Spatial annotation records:
● ● ●

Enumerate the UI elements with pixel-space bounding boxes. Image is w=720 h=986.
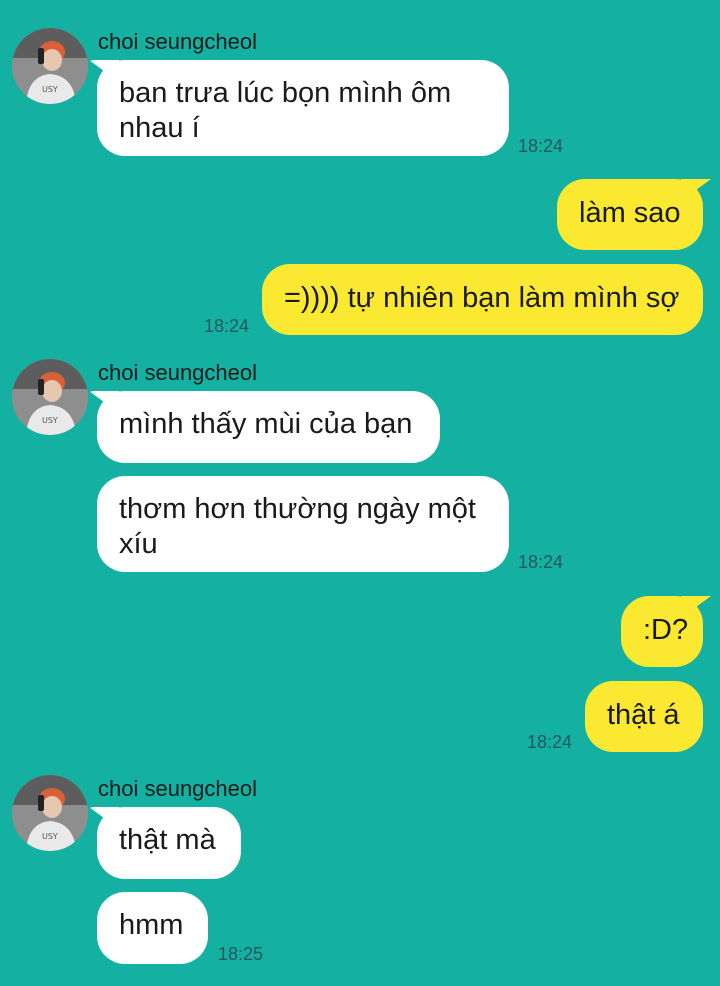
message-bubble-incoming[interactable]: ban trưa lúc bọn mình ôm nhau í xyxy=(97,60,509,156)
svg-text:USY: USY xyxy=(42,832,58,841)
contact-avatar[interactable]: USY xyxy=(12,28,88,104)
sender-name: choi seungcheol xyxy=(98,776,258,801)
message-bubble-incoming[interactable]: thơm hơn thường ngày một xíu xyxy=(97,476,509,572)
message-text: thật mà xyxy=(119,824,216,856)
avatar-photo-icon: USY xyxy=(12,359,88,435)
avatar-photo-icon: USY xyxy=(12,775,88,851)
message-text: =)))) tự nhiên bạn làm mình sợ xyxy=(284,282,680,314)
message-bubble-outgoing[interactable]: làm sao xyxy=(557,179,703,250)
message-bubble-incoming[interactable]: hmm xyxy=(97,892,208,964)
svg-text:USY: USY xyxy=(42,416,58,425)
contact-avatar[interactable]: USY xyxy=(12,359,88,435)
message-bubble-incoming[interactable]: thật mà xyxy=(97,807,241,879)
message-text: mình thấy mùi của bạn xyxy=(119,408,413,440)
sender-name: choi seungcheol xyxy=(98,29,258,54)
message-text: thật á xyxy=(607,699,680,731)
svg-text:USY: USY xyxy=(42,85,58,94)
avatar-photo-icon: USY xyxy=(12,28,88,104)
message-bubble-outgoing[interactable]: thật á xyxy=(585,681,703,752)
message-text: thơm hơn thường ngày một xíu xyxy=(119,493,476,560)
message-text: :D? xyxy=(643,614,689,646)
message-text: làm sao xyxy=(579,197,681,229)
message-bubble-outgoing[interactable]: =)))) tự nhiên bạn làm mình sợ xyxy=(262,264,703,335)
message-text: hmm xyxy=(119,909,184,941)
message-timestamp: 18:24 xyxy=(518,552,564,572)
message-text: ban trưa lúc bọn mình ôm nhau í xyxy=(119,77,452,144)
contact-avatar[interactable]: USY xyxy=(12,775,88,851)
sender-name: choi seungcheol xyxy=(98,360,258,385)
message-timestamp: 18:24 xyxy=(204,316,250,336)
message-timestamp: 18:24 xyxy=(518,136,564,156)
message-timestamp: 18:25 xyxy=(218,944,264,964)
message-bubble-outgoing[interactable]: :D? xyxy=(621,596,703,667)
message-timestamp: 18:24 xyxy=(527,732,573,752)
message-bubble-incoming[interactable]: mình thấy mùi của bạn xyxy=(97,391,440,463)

● ● ●

- _EXERCISE DESCRIPTION_
Write out every line of the data above word for word, leaving out the pictures.

- _ANSWER TO THIS TASK_
Enumerate the UI elements with pixel-space bounding boxes. Image is w=720 h=986.
message-bubble-incoming[interactable]: ban trưa lúc bọn mình ôm nhau í xyxy=(97,60,509,156)
svg-text:USY: USY xyxy=(42,832,58,841)
contact-avatar[interactable]: USY xyxy=(12,28,88,104)
sender-name: choi seungcheol xyxy=(98,776,258,801)
message-bubble-incoming[interactable]: thơm hơn thường ngày một xíu xyxy=(97,476,509,572)
message-text: thật mà xyxy=(119,824,216,856)
avatar-photo-icon: USY xyxy=(12,359,88,435)
avatar-photo-icon: USY xyxy=(12,775,88,851)
message-text: =)))) tự nhiên bạn làm mình sợ xyxy=(284,282,680,314)
message-bubble-outgoing[interactable]: làm sao xyxy=(557,179,703,250)
message-bubble-incoming[interactable]: hmm xyxy=(97,892,208,964)
svg-text:USY: USY xyxy=(42,416,58,425)
contact-avatar[interactable]: USY xyxy=(12,359,88,435)
message-bubble-incoming[interactable]: thật mà xyxy=(97,807,241,879)
message-text: mình thấy mùi của bạn xyxy=(119,408,413,440)
sender-name: choi seungcheol xyxy=(98,29,258,54)
message-text: thật á xyxy=(607,699,680,731)
svg-text:USY: USY xyxy=(42,85,58,94)
avatar-photo-icon: USY xyxy=(12,28,88,104)
message-bubble-outgoing[interactable]: thật á xyxy=(585,681,703,752)
message-text: thơm hơn thường ngày một xíu xyxy=(119,493,476,560)
message-text: :D? xyxy=(643,614,689,646)
message-text: làm sao xyxy=(579,197,681,229)
message-bubble-outgoing[interactable]: =)))) tự nhiên bạn làm mình sợ xyxy=(262,264,703,335)
message-text: hmm xyxy=(119,909,184,941)
message-timestamp: 18:24 xyxy=(518,552,564,572)
message-text: ban trưa lúc bọn mình ôm nhau í xyxy=(119,77,452,144)
contact-avatar[interactable]: USY xyxy=(12,775,88,851)
sender-name: choi seungcheol xyxy=(98,360,258,385)
message-timestamp: 18:24 xyxy=(204,316,250,336)
message-timestamp: 18:24 xyxy=(518,136,564,156)
message-timestamp: 18:25 xyxy=(218,944,264,964)
message-bubble-outgoing[interactable]: :D? xyxy=(621,596,703,667)
message-timestamp: 18:24 xyxy=(527,732,573,752)
message-bubble-incoming[interactable]: mình thấy mùi của bạn xyxy=(97,391,440,463)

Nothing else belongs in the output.